Aim of the exercise: Copy out the lines that have "routes" in them.

Dataset:
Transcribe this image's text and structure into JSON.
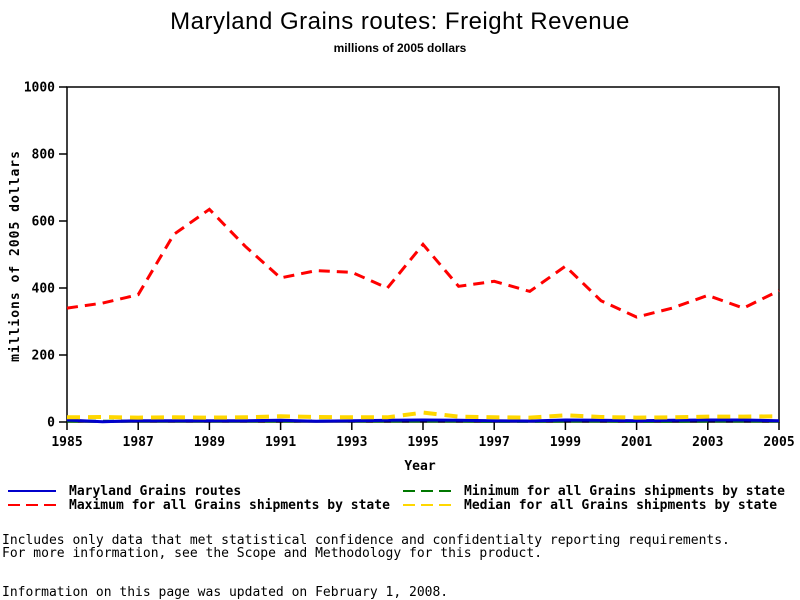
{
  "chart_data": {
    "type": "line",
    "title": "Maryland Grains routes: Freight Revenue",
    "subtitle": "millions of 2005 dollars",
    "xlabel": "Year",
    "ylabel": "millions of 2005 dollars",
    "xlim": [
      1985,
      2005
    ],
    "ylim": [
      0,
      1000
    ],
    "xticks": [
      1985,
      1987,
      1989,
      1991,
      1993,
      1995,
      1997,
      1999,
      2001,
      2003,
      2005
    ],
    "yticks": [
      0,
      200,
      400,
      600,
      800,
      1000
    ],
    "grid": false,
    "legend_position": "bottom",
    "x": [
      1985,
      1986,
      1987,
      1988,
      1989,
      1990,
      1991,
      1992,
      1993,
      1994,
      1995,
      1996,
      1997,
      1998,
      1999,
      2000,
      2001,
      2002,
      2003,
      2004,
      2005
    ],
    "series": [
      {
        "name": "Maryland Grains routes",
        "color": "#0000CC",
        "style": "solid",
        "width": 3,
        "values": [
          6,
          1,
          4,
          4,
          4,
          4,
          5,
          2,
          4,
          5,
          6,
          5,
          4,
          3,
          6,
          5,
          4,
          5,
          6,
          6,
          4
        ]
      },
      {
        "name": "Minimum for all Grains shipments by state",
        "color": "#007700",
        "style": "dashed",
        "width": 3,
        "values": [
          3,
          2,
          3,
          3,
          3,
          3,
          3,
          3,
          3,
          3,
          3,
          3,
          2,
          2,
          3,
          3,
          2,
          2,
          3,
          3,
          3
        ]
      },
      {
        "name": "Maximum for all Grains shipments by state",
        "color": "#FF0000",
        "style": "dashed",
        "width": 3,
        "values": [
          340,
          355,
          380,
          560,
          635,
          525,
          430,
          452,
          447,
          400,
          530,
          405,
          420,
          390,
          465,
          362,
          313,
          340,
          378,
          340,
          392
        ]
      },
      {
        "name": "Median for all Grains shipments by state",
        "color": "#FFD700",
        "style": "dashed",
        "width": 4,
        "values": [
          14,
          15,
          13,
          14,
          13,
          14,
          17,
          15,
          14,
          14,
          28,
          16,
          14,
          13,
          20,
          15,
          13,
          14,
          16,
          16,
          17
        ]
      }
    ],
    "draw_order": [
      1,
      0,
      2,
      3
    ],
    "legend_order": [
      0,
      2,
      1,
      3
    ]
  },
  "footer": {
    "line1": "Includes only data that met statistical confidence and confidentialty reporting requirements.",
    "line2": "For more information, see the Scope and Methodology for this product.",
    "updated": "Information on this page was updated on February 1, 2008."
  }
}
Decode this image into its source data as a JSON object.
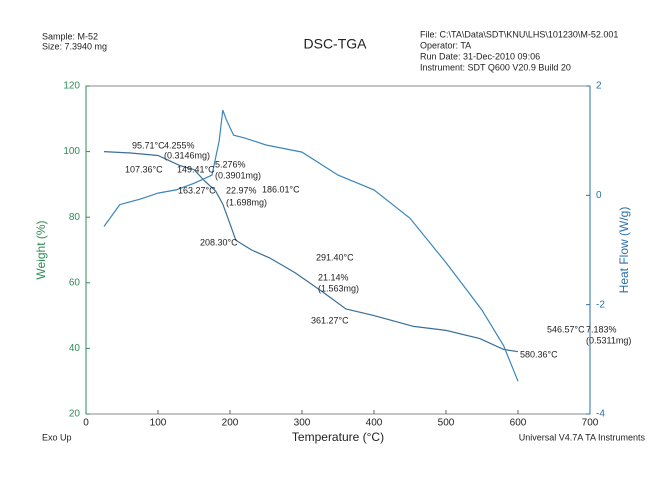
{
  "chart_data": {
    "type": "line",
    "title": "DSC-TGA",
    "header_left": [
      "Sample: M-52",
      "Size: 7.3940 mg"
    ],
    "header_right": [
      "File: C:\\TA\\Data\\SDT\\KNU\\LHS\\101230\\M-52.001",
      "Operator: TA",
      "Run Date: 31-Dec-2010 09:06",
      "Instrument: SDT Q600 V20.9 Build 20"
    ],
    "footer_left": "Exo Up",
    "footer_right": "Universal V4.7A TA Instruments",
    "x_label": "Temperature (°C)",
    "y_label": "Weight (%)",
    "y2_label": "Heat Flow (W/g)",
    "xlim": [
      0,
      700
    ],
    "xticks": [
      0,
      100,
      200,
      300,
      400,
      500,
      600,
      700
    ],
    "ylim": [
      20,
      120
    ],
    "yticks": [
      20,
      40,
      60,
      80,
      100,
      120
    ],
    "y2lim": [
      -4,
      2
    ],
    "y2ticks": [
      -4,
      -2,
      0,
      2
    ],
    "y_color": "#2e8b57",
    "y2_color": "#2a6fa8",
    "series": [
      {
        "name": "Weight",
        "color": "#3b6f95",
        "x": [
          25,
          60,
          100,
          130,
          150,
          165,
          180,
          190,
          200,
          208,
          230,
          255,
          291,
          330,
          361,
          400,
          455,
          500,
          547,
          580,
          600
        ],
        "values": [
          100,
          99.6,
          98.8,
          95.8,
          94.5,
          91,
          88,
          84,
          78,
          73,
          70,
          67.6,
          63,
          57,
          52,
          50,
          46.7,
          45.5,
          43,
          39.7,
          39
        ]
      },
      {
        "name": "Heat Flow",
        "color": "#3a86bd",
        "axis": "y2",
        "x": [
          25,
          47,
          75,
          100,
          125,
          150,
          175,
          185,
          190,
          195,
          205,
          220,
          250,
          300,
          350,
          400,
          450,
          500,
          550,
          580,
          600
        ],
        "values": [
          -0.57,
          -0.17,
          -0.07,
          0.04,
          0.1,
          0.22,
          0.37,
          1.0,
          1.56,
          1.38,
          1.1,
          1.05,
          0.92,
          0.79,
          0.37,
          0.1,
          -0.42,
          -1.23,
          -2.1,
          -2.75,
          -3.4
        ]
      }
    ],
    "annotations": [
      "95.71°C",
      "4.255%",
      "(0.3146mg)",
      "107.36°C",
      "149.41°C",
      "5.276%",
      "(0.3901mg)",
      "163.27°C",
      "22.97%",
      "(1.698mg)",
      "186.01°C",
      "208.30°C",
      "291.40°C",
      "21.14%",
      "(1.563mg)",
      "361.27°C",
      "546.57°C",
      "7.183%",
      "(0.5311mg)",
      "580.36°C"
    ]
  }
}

Solution to this task:
    "title": "Maryland Grains routes: Freight Revenue",
        "name": "Maryland Grains routes",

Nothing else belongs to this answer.